Requirement> If a line in the listing below includes the string "name", pull it out.

Material provided>
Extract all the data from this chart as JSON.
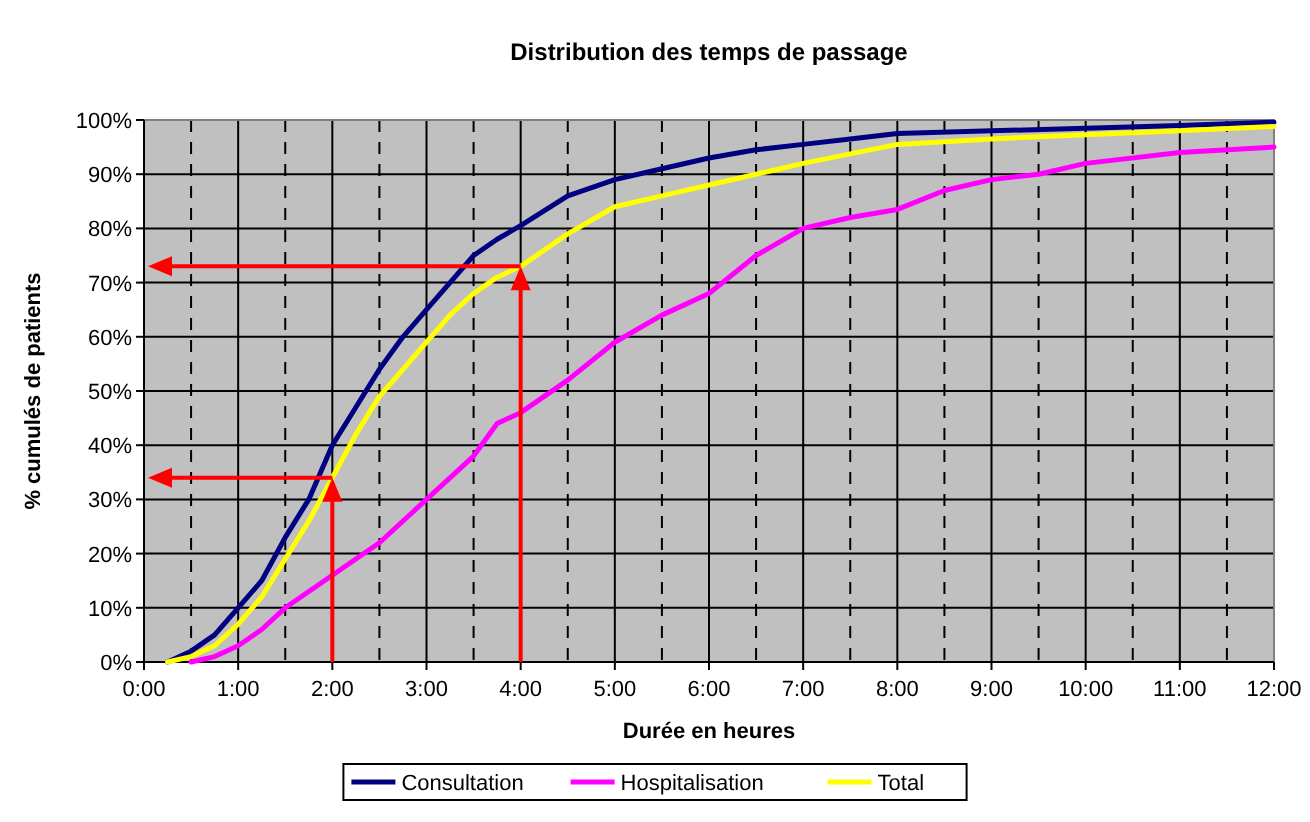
{
  "chart_data": {
    "type": "line",
    "title": "Distribution des temps de passage",
    "xlabel": "Durée en heures",
    "ylabel": "% cumulés de patients",
    "xlim": [
      0,
      12
    ],
    "xticks": [
      {
        "value": 0,
        "label": "0:00"
      },
      {
        "value": 1,
        "label": "1:00"
      },
      {
        "value": 2,
        "label": "2:00"
      },
      {
        "value": 3,
        "label": "3:00"
      },
      {
        "value": 4,
        "label": "4:00"
      },
      {
        "value": 5,
        "label": "5:00"
      },
      {
        "value": 6,
        "label": "6:00"
      },
      {
        "value": 7,
        "label": "7:00"
      },
      {
        "value": 8,
        "label": "8:00"
      },
      {
        "value": 9,
        "label": "9:00"
      },
      {
        "value": 10,
        "label": "10:00"
      },
      {
        "value": 11,
        "label": "11:00"
      },
      {
        "value": 12,
        "label": "12:00"
      }
    ],
    "ylim": [
      0,
      100
    ],
    "yticks": [
      {
        "value": 0,
        "label": "0%"
      },
      {
        "value": 10,
        "label": "10%"
      },
      {
        "value": 20,
        "label": "20%"
      },
      {
        "value": 30,
        "label": "30%"
      },
      {
        "value": 40,
        "label": "40%"
      },
      {
        "value": 50,
        "label": "50%"
      },
      {
        "value": 60,
        "label": "60%"
      },
      {
        "value": 70,
        "label": "70%"
      },
      {
        "value": 80,
        "label": "80%"
      },
      {
        "value": 90,
        "label": "90%"
      },
      {
        "value": 100,
        "label": "100%"
      }
    ],
    "grid": true,
    "legend": "bottom",
    "marker": "none",
    "line_style": "solid",
    "series": [
      {
        "name": "Consultation",
        "color": "#000080",
        "x": [
          0.25,
          0.5,
          0.75,
          1,
          1.25,
          1.5,
          1.75,
          2,
          2.25,
          2.5,
          2.75,
          3,
          3.25,
          3.5,
          3.75,
          4,
          4.5,
          5,
          5.5,
          6,
          6.5,
          7,
          7.5,
          8,
          9,
          10,
          11,
          12
        ],
        "values": [
          0,
          2,
          5,
          10,
          15,
          23,
          30,
          40,
          47,
          54,
          60,
          65,
          70,
          75,
          78,
          80.5,
          86,
          89,
          91,
          93,
          94.5,
          95.5,
          96.5,
          97.5,
          98,
          98.5,
          99,
          99.6
        ]
      },
      {
        "name": "Hospitalisation",
        "color": "#ff00ff",
        "x": [
          0.5,
          0.75,
          1,
          1.25,
          1.5,
          1.75,
          2,
          2.5,
          3,
          3.5,
          3.75,
          4,
          4.5,
          5,
          5.5,
          6,
          6.5,
          7,
          7.5,
          8,
          8.5,
          9,
          9.5,
          10,
          11,
          12
        ],
        "values": [
          0,
          1,
          3,
          6,
          10,
          13,
          16,
          22,
          30,
          38,
          44,
          46,
          52,
          59,
          64,
          68,
          75,
          80,
          82,
          83.5,
          87,
          89,
          90,
          92,
          94,
          95
        ]
      },
      {
        "name": "Total",
        "color": "#ffff00",
        "x": [
          0.25,
          0.5,
          0.75,
          1,
          1.25,
          1.5,
          1.75,
          2,
          2.25,
          2.5,
          2.75,
          3,
          3.25,
          3.5,
          3.75,
          4,
          4.5,
          5,
          5.5,
          6,
          7,
          8,
          9,
          10,
          11,
          12
        ],
        "values": [
          0,
          1,
          3,
          7,
          12,
          19,
          26,
          34,
          42,
          49,
          54,
          59,
          64,
          68,
          71,
          73,
          79,
          84,
          86,
          88,
          92,
          95.5,
          96.5,
          97.3,
          98,
          98.8
        ]
      }
    ]
  }
}
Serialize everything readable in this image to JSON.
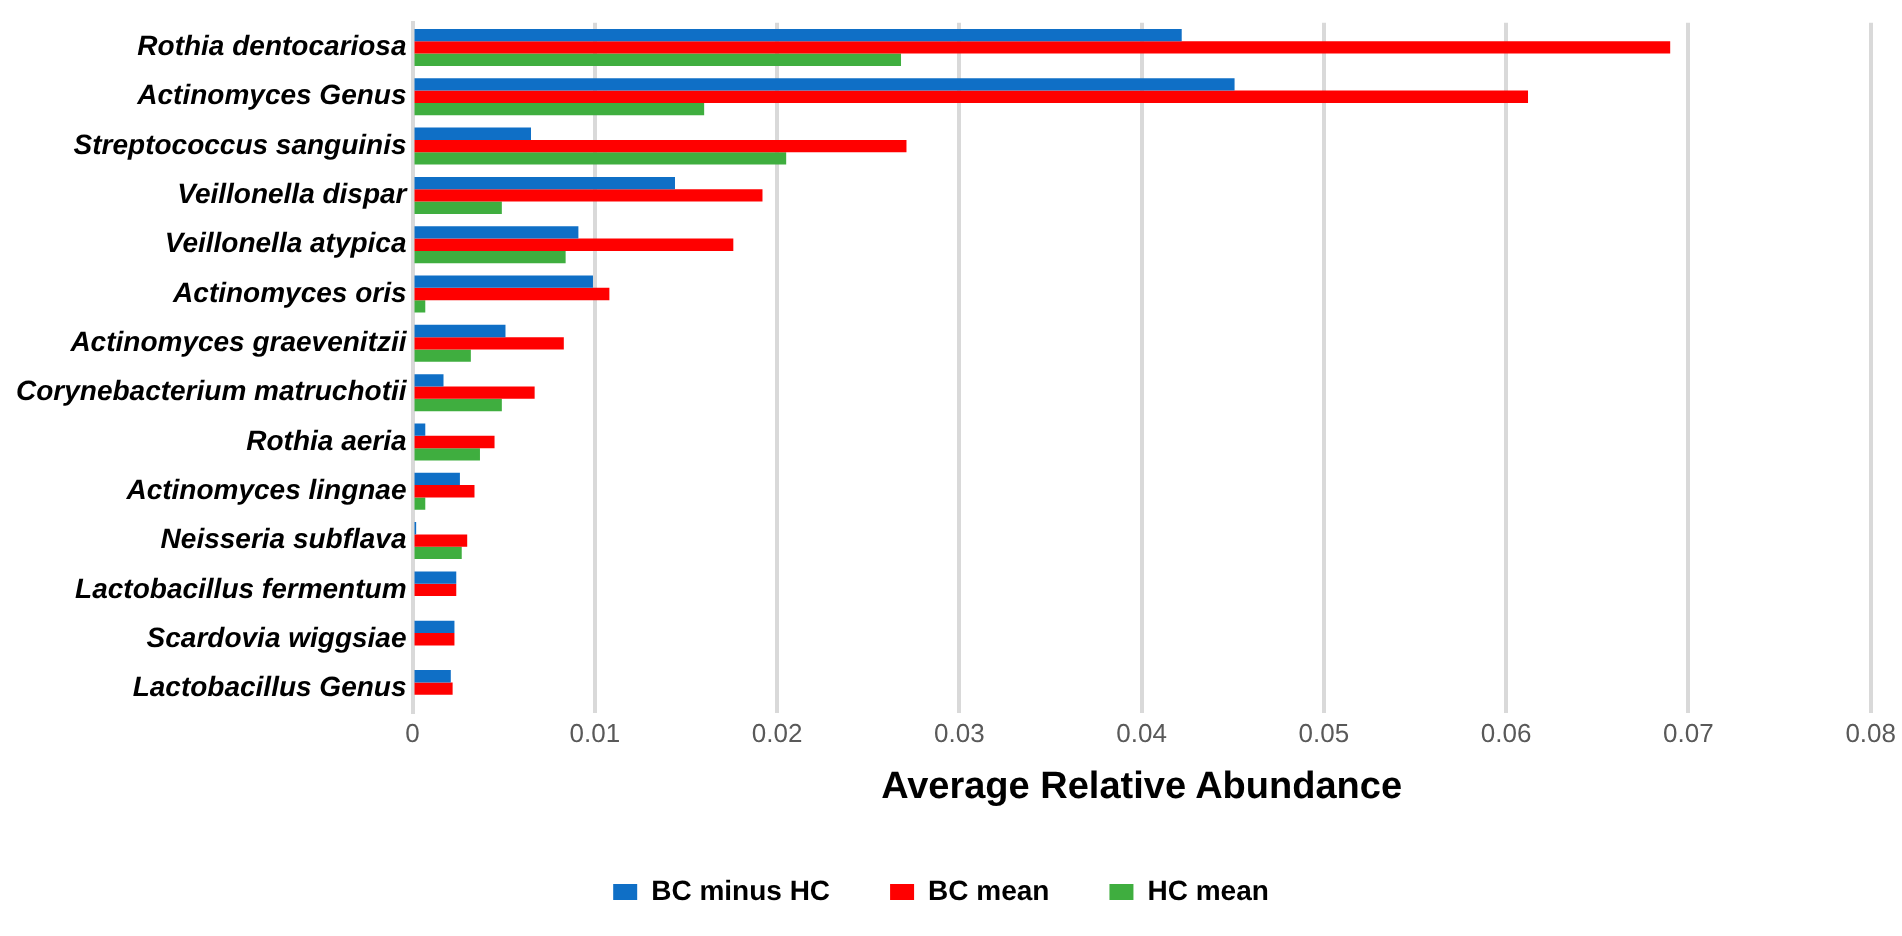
{
  "chart_data": {
    "type": "bar",
    "orientation": "horizontal",
    "xlabel": "Average Relative Abundance",
    "categories": [
      "Rothia dentocariosa",
      "Actinomyces Genus",
      "Streptococcus sanguinis",
      "Veillonella dispar",
      "Veillonella atypica",
      "Actinomyces oris",
      "Actinomyces graevenitzii",
      "Corynebacterium matruchotii",
      "Rothia aeria",
      "Actinomyces lingnae",
      "Neisseria subflava",
      "Lactobacillus fermentum",
      "Scardovia wiggsiae",
      "Lactobacillus Genus"
    ],
    "series": [
      {
        "name": "BC minus HC",
        "color": "#0f6fc6",
        "values": [
          0.0422,
          0.0451,
          0.0065,
          0.0144,
          0.0091,
          0.0099,
          0.0051,
          0.0017,
          0.0007,
          0.0026,
          0.0002,
          0.0024,
          0.0023,
          0.0021
        ]
      },
      {
        "name": "BC mean",
        "color": "#ff0000",
        "values": [
          0.069,
          0.0612,
          0.0271,
          0.0192,
          0.0176,
          0.0108,
          0.0083,
          0.0067,
          0.0045,
          0.0034,
          0.003,
          0.0024,
          0.0023,
          0.0022
        ]
      },
      {
        "name": "HC mean",
        "color": "#3fae3f",
        "values": [
          0.0268,
          0.016,
          0.0205,
          0.0049,
          0.0084,
          0.0007,
          0.0032,
          0.0049,
          0.0037,
          0.0007,
          0.0027,
          null,
          null,
          null
        ]
      }
    ],
    "xlim": [
      0,
      0.08
    ],
    "xticks": [
      0,
      0.01,
      0.02,
      0.03,
      0.04,
      0.05,
      0.06,
      0.07,
      0.08
    ],
    "grid": "x",
    "legend": "bottom"
  }
}
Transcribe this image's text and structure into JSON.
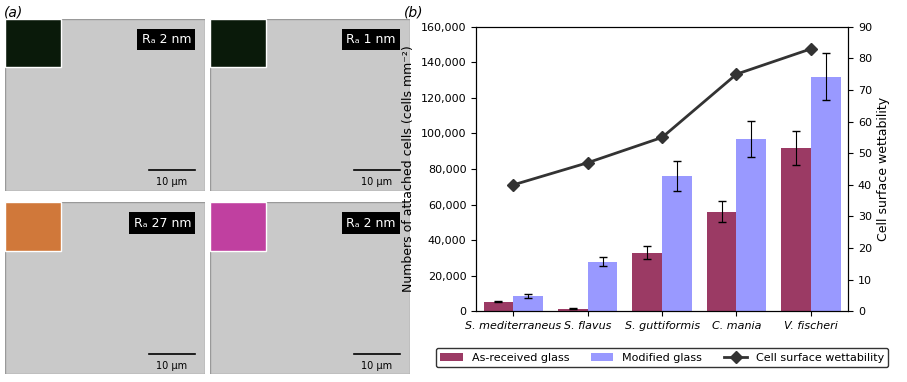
{
  "panel_labels": [
    "(a)",
    "(b)"
  ],
  "micrographs": [
    {
      "label": "Rₐ 2 nm",
      "scale_bar": "10 µm"
    },
    {
      "label": "Rₐ 1 nm",
      "scale_bar": "10 µm"
    },
    {
      "label": "Rₐ 27 nm",
      "scale_bar": "10 µm"
    },
    {
      "label": "Rₐ 2 nm",
      "scale_bar": "10 µm"
    }
  ],
  "chart_data": {
    "type": "bar",
    "categories": [
      "S. mediterraneus",
      "S. flavus",
      "S. guttiformis",
      "C. mania",
      "V. fischeri"
    ],
    "series": [
      {
        "name": "As-received glass",
        "color": "#9b3a64",
        "type": "bar",
        "values": [
          5500,
          1500,
          33000,
          56000,
          92000
        ],
        "errors": [
          500,
          300,
          3500,
          6000,
          9500
        ]
      },
      {
        "name": "Modified glass",
        "color": "#9999ff",
        "type": "bar",
        "values": [
          8500,
          28000,
          76000,
          97000,
          132000
        ],
        "errors": [
          1000,
          2500,
          8500,
          10000,
          13000
        ]
      },
      {
        "name": "Cell surface wettability",
        "color": "#333333",
        "type": "line",
        "axis": "y2",
        "marker": "diamond",
        "line_style": "solid",
        "values": [
          40,
          47,
          55,
          75,
          83
        ]
      }
    ],
    "y_label": "Numbers of attached cells (cells mm⁻²)",
    "y2_label": "Cell surface wettability",
    "ylim": [
      0,
      160000
    ],
    "yticks": [
      0,
      {
        "value": 20000,
        "label": "20,000"
      },
      {
        "value": 40000,
        "label": "40,000"
      },
      {
        "value": 60000,
        "label": "60,000"
      },
      {
        "value": 80000,
        "label": "80,000"
      },
      {
        "value": 100000,
        "label": "100,000"
      },
      {
        "value": 120000,
        "label": "120,000"
      },
      {
        "value": 140000,
        "label": "140,000"
      },
      {
        "value": 160000,
        "label": "160,000"
      }
    ],
    "y2lim": [
      0,
      90
    ],
    "y2ticks": [
      0,
      10,
      20,
      30,
      40,
      50,
      60,
      70,
      80,
      90
    ],
    "legend": "bottom",
    "grid": false
  }
}
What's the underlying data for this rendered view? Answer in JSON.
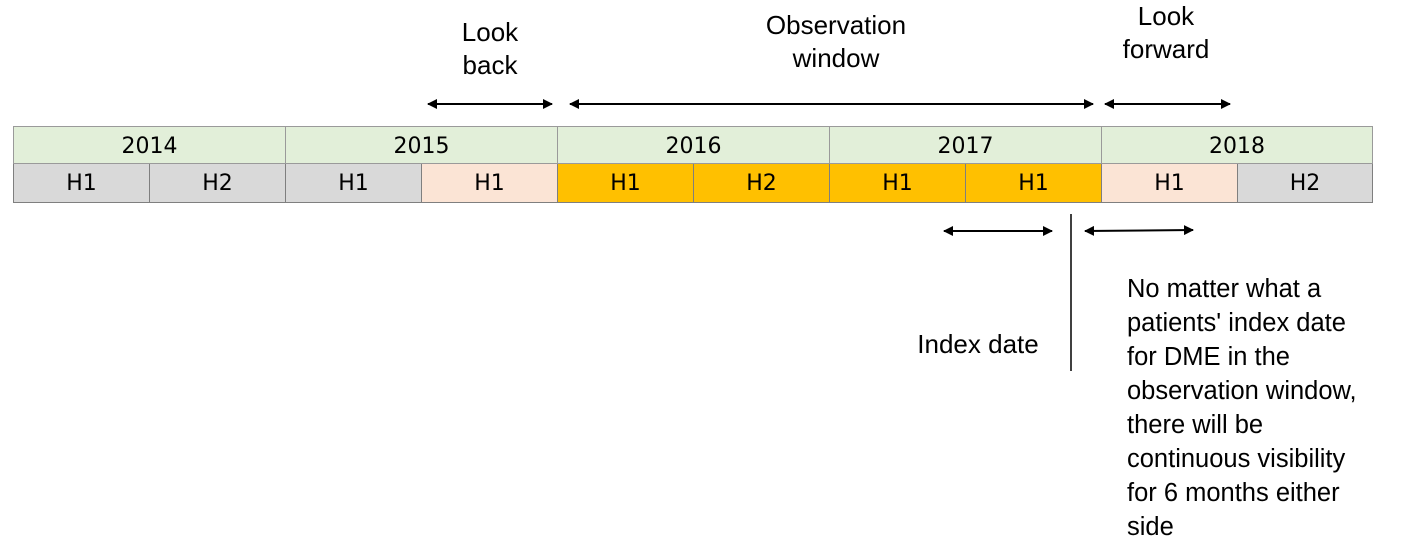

Answer section>
        "name": "Consultation",
        "name": "Hospitalisation",
        "name": "Total",
        "name": "BC minus HC",
        "name": "BC mean",
        "name": "HC mean",
        "name": "As-received glass",
        "name": "Modified glass",
        "name": "Cell surface wettability",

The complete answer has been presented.